- Set task
Using the entries that follow, collect the lines where the word "aeairweb" appears.
___ Extracted information ___
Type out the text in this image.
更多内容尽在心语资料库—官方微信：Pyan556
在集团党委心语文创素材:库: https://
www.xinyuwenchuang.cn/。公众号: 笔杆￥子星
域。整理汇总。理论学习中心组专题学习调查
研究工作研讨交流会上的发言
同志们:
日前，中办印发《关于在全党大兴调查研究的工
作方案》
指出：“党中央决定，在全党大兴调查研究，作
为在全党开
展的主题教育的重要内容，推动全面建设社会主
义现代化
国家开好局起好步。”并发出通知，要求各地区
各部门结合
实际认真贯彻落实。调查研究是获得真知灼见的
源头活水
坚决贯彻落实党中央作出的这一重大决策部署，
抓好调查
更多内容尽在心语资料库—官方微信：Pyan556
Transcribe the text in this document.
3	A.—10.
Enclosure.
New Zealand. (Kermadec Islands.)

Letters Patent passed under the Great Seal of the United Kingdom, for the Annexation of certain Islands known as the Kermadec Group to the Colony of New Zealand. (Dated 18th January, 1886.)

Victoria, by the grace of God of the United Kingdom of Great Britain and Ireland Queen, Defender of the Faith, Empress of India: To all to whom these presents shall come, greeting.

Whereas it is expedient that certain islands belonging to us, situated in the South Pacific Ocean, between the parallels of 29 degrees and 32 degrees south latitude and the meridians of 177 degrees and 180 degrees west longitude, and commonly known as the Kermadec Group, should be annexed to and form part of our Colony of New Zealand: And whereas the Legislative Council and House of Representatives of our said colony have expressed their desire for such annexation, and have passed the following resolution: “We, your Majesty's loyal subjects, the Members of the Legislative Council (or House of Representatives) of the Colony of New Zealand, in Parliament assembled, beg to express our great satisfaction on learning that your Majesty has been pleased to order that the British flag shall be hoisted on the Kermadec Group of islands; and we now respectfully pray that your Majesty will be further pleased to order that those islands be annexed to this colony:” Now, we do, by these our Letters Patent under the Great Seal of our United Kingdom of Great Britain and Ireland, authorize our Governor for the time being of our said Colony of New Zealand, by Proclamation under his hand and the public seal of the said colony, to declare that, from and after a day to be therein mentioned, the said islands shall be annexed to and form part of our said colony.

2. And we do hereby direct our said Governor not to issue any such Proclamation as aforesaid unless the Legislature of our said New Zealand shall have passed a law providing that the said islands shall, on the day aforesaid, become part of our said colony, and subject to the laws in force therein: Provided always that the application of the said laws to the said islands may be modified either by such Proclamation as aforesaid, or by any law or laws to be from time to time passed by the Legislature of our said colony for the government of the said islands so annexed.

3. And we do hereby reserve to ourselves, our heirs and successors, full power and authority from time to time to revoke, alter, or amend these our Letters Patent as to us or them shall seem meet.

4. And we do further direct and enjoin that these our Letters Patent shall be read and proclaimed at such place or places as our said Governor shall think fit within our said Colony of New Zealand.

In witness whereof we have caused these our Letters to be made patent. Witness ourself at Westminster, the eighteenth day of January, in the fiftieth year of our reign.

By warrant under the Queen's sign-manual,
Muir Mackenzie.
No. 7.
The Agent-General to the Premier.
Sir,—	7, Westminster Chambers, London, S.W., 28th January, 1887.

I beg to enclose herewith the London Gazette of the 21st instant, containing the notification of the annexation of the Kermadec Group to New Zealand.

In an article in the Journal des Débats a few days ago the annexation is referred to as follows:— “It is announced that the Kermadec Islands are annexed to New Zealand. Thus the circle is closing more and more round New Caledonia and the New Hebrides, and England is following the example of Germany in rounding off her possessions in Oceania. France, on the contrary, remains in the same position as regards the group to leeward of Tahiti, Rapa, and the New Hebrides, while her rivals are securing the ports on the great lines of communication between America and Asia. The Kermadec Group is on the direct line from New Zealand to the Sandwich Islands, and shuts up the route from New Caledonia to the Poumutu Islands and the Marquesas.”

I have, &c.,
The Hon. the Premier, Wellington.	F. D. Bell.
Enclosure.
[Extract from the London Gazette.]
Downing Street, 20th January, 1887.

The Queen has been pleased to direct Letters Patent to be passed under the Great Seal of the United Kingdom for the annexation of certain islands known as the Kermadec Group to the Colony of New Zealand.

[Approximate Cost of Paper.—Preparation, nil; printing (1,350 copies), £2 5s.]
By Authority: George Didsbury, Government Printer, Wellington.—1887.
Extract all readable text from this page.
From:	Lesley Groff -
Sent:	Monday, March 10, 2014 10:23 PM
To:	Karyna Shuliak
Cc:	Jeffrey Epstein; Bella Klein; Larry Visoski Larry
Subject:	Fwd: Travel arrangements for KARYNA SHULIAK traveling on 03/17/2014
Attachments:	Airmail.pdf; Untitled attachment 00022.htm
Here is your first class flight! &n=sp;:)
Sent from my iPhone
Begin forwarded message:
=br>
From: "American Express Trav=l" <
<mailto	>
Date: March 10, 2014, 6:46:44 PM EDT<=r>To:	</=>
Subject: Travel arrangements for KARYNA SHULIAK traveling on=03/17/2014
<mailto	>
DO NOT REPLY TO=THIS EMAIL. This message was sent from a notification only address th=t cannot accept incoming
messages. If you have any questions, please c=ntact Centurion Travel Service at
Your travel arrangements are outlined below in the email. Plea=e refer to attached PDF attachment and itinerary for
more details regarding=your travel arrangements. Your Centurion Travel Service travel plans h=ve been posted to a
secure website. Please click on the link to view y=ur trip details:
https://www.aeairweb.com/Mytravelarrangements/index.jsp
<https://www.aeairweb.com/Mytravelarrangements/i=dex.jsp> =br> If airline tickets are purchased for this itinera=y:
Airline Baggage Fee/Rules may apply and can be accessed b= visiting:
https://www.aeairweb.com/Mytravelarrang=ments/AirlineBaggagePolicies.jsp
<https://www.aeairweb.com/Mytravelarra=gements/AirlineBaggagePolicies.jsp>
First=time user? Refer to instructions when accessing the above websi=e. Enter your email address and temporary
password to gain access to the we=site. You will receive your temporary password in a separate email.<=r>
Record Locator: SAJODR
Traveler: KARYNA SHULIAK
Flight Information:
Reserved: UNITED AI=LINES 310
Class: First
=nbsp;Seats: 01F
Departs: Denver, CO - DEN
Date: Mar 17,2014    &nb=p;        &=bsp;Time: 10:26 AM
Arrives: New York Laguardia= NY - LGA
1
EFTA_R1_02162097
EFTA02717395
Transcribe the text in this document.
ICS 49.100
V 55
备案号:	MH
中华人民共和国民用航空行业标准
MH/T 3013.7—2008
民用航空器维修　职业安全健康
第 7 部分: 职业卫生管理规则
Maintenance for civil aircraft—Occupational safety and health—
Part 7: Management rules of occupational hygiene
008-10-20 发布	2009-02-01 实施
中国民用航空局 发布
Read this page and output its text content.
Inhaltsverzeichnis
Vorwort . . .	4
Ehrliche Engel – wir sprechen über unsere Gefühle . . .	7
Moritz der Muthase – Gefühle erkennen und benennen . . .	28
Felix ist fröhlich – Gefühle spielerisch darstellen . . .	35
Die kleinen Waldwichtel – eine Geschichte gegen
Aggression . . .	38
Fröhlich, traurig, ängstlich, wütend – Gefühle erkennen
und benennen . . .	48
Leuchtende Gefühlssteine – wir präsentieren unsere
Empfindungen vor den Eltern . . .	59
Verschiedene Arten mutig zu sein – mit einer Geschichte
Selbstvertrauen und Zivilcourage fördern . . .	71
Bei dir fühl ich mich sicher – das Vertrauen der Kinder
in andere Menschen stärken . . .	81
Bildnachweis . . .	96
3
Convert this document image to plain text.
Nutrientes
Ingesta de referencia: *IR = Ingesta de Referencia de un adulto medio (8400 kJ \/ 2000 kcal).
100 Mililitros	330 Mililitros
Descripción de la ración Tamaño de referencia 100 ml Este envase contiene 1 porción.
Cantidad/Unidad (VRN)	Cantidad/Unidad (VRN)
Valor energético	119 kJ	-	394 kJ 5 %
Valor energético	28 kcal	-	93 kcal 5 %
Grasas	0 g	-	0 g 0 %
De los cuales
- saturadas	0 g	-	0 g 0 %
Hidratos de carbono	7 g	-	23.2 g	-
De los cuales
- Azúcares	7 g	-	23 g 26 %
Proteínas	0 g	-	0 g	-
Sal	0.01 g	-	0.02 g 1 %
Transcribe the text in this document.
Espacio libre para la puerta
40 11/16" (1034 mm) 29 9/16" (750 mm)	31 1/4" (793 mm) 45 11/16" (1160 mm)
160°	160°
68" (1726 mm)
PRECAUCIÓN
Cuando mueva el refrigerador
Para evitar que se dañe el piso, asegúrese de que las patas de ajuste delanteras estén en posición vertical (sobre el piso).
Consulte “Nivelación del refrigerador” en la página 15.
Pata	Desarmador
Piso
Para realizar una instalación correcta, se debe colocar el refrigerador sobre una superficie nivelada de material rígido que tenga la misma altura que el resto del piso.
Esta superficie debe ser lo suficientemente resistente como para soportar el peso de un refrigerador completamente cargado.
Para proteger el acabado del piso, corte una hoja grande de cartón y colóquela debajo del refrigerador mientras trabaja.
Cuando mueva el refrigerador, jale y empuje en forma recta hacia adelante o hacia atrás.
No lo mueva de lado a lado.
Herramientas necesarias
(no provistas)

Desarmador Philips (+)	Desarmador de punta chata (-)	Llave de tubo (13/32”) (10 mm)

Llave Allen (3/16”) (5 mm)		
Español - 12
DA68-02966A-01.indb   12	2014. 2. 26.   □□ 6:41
___
- Full output
https://www.aeairweb.com/Mytravelarrangements/index.jsp
<https://www.aeairweb.com/Mytravelarrangements/i=dex.jsp> =br> If airline tickets are purchased for this itinera=y:
https://www.aeairweb.com/Mytravelarrang=ments/AirlineBaggagePolicies.jsp
<https://www.aeairweb.com/Mytravelarra=gements/AirlineBaggagePolicies.jsp>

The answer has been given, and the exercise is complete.